Collected data entries:
******

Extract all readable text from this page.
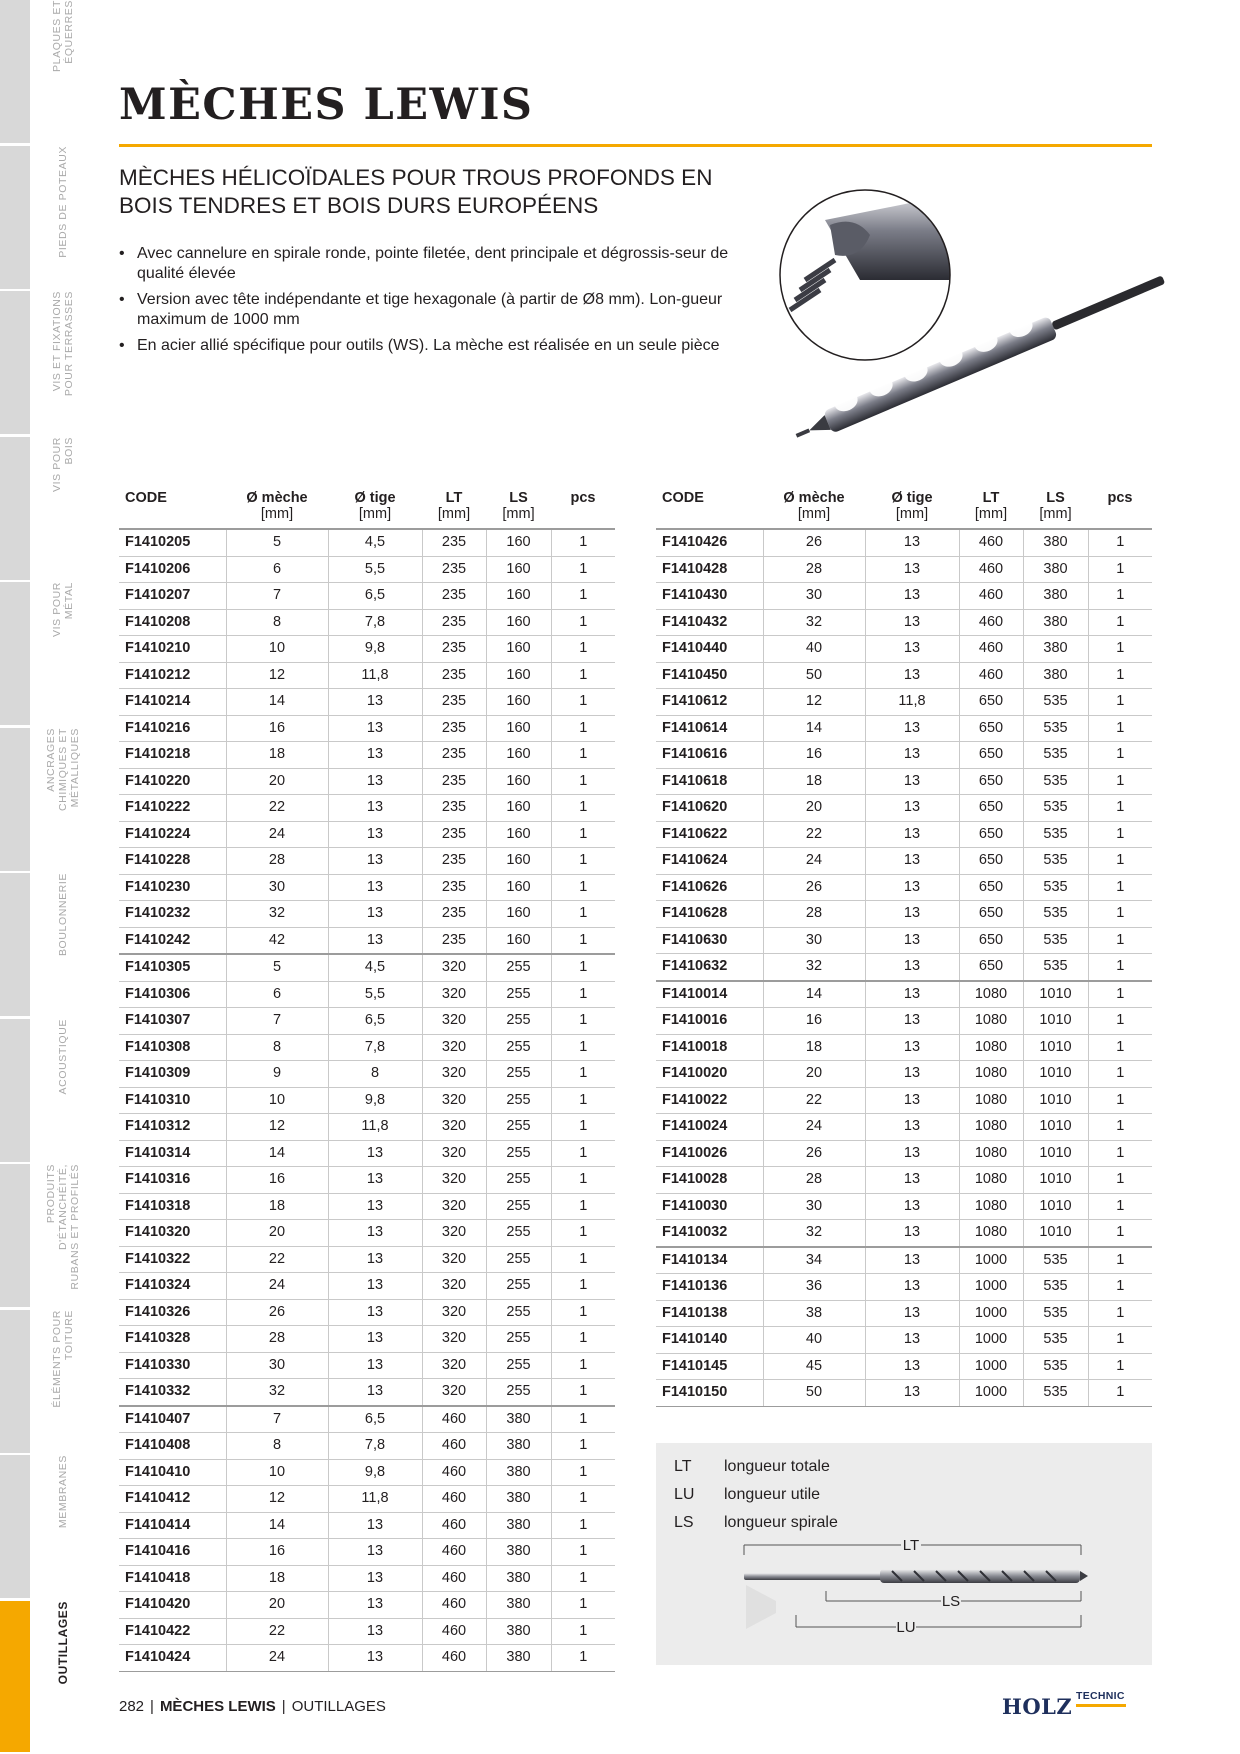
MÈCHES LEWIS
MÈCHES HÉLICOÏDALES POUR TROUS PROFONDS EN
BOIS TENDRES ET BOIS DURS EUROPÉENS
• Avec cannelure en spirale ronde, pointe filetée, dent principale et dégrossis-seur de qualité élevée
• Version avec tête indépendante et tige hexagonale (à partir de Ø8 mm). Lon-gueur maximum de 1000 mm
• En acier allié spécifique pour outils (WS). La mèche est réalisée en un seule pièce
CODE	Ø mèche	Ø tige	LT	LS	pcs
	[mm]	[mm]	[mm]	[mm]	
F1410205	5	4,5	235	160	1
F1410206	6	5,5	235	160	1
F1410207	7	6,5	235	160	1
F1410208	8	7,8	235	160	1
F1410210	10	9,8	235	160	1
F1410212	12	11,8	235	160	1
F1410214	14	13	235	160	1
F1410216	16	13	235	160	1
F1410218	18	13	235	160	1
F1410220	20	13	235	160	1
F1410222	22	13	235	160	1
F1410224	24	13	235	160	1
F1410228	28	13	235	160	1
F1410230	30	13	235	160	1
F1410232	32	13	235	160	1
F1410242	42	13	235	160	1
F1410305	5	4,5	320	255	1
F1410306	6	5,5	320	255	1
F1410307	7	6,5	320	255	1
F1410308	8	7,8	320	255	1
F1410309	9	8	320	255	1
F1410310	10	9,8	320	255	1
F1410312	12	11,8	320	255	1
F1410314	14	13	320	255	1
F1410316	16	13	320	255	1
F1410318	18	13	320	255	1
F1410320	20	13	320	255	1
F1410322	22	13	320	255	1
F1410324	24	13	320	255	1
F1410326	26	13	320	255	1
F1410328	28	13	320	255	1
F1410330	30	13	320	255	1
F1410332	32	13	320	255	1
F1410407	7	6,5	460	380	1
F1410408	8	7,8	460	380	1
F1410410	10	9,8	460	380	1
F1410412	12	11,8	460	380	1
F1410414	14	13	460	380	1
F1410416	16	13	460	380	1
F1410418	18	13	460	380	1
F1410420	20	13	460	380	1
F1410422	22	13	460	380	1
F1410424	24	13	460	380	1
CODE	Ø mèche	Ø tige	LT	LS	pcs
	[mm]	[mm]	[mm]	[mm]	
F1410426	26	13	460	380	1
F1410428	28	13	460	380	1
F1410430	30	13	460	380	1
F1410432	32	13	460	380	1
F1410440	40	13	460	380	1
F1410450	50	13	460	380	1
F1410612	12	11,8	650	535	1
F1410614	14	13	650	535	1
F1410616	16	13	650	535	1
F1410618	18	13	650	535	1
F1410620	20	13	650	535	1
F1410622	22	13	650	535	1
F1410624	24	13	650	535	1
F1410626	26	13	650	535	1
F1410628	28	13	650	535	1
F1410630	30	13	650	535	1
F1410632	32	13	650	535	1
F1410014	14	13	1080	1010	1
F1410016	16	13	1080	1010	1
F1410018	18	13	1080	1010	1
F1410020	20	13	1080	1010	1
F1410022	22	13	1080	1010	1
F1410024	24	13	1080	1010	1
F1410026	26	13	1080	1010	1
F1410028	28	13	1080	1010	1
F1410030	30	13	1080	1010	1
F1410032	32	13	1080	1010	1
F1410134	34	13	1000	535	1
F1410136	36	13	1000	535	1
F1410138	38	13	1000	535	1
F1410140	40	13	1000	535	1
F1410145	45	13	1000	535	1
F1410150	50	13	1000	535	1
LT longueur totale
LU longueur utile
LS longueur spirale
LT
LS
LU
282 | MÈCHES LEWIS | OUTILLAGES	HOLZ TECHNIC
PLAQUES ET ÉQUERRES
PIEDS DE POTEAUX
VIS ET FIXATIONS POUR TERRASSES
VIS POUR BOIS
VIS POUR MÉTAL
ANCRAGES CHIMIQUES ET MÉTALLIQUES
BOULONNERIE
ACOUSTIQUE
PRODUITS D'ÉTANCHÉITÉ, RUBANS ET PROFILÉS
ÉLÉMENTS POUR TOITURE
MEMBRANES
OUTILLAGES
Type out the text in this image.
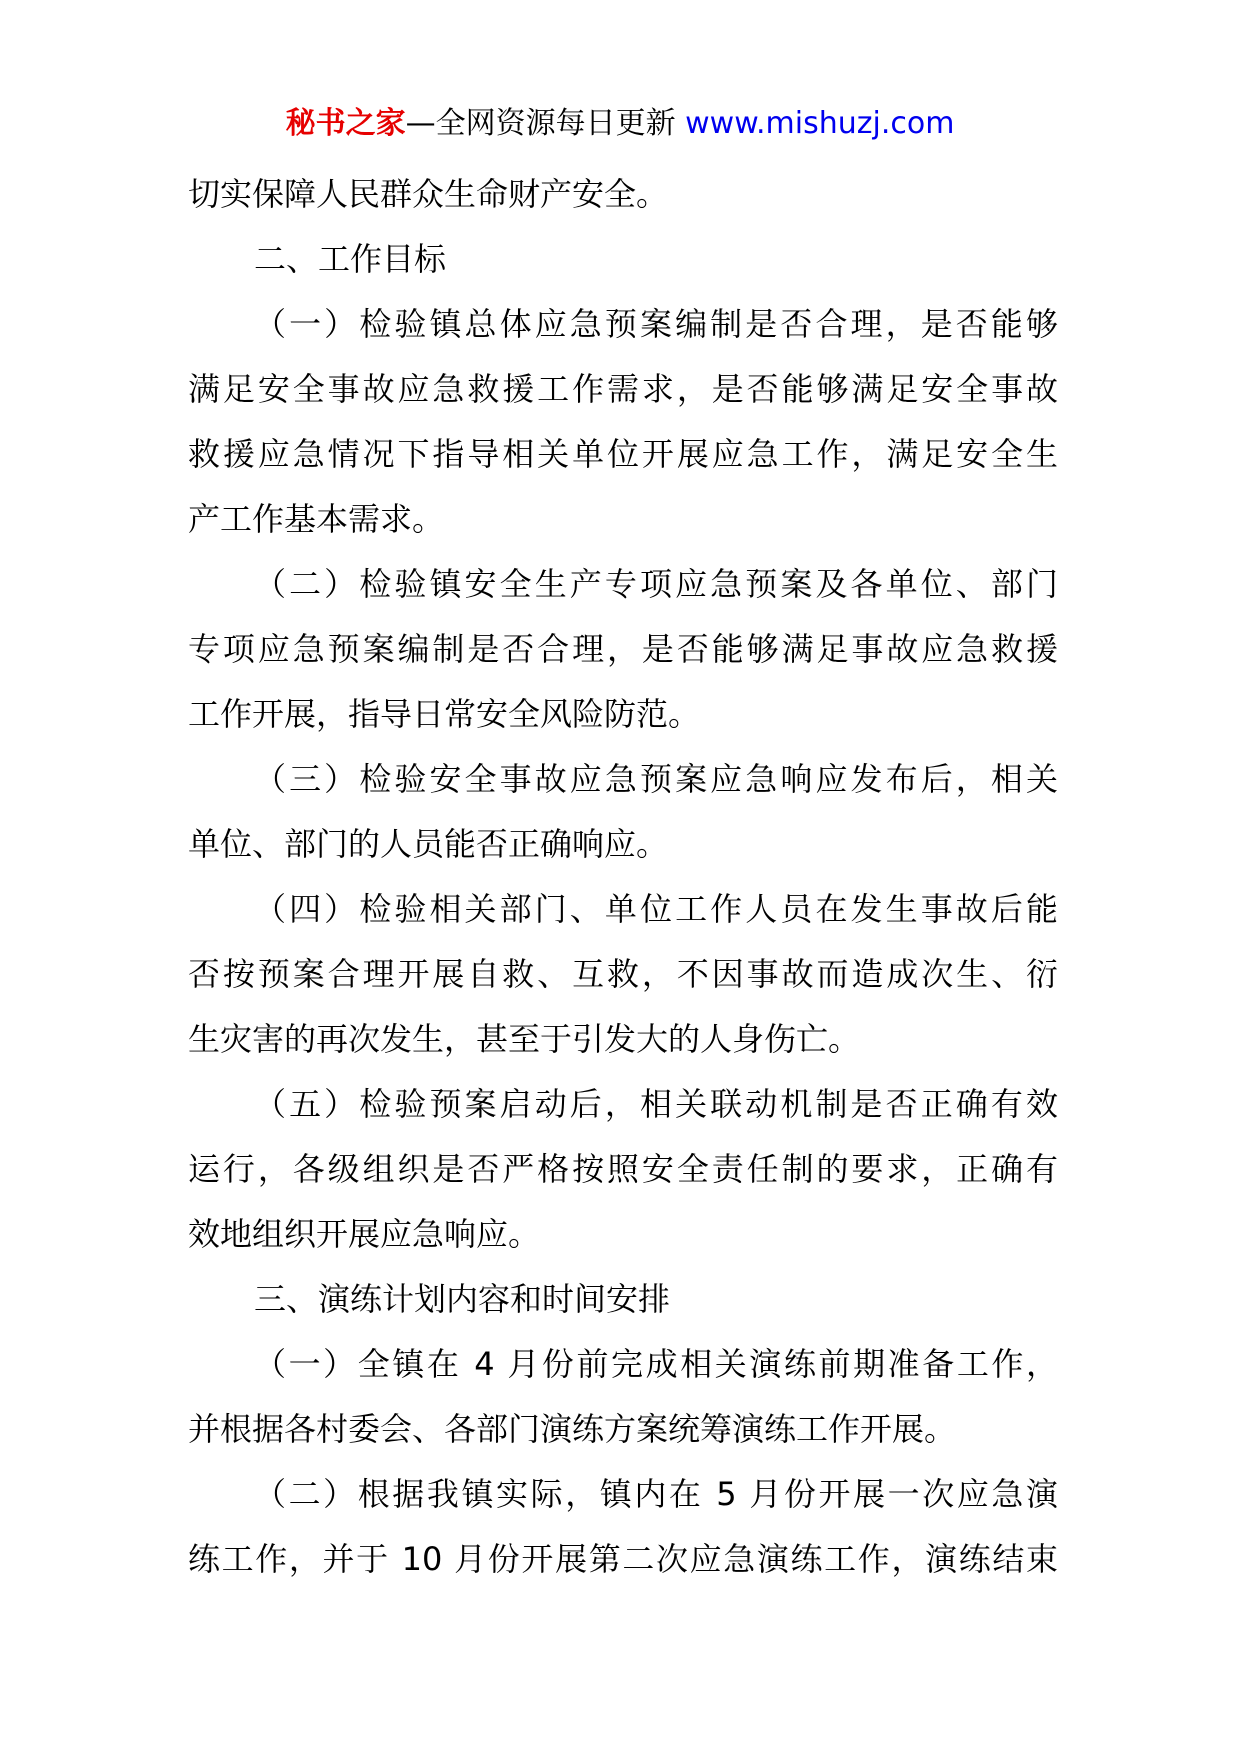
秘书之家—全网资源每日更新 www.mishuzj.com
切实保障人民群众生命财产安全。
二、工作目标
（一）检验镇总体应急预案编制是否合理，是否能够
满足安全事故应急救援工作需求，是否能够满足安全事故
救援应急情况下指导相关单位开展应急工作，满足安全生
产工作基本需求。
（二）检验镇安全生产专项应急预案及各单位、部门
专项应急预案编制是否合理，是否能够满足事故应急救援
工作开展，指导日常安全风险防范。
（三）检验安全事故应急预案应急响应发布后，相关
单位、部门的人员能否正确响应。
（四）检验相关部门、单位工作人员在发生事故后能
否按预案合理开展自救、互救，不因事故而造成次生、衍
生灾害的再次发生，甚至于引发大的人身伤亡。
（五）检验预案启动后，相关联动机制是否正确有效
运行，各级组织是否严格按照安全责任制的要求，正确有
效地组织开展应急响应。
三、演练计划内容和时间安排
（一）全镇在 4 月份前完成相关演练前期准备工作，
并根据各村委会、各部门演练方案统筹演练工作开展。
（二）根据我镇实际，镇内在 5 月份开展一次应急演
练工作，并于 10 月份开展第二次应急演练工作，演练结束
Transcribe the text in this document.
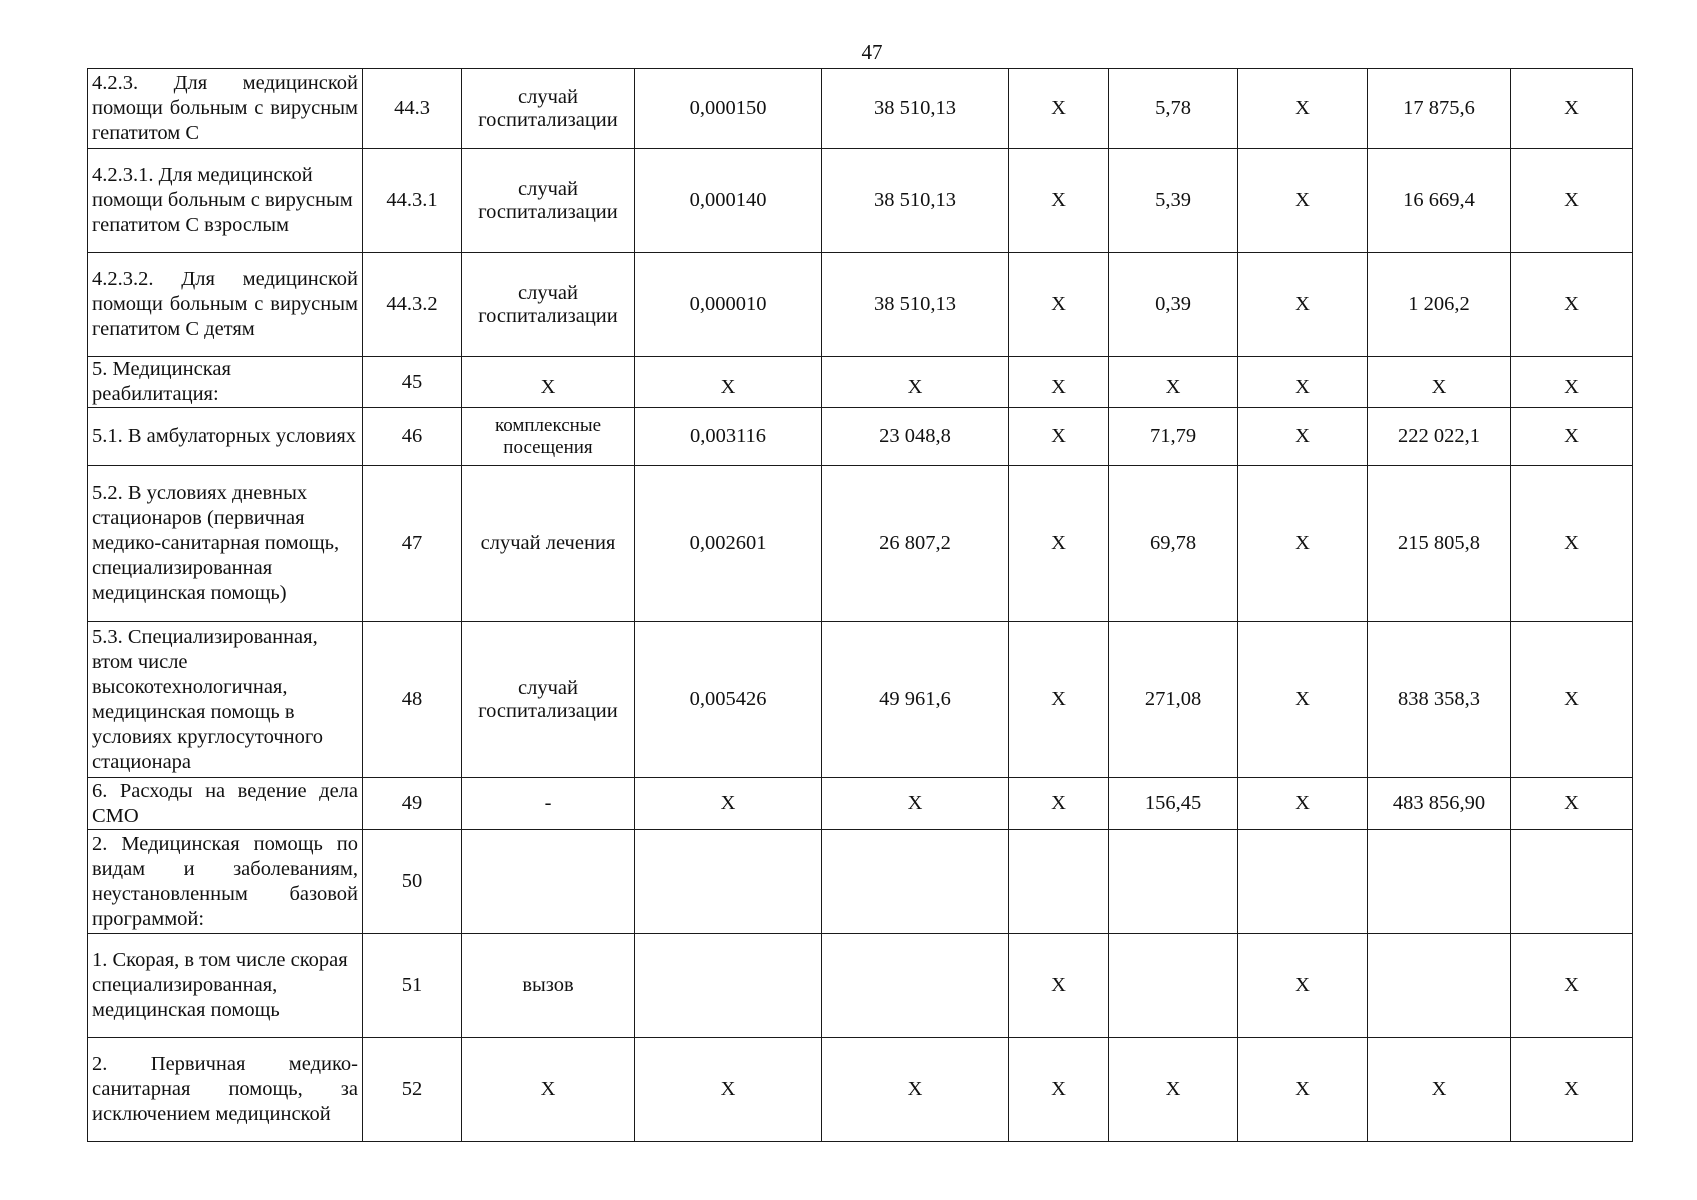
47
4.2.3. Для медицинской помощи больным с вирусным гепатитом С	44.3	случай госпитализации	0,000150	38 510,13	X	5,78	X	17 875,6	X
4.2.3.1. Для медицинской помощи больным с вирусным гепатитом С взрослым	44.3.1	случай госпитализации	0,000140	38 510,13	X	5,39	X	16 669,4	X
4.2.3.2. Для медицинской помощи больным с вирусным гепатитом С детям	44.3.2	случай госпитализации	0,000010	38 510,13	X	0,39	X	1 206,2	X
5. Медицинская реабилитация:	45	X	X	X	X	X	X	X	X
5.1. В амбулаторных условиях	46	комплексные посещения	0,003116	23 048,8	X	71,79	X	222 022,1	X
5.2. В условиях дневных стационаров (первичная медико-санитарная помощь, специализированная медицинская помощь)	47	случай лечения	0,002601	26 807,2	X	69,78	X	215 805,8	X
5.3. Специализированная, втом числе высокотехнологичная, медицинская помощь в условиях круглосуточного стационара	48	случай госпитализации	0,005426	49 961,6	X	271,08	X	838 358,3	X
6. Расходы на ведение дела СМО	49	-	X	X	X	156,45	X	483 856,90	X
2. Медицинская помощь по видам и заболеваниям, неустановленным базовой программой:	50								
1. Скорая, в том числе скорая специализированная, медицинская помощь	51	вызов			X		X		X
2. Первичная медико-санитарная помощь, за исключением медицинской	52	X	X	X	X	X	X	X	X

******

▶ INSTRUCTION: Among the lines of the material above, how many include the string "this"? Report only that number.

▶ THE REPLY: 3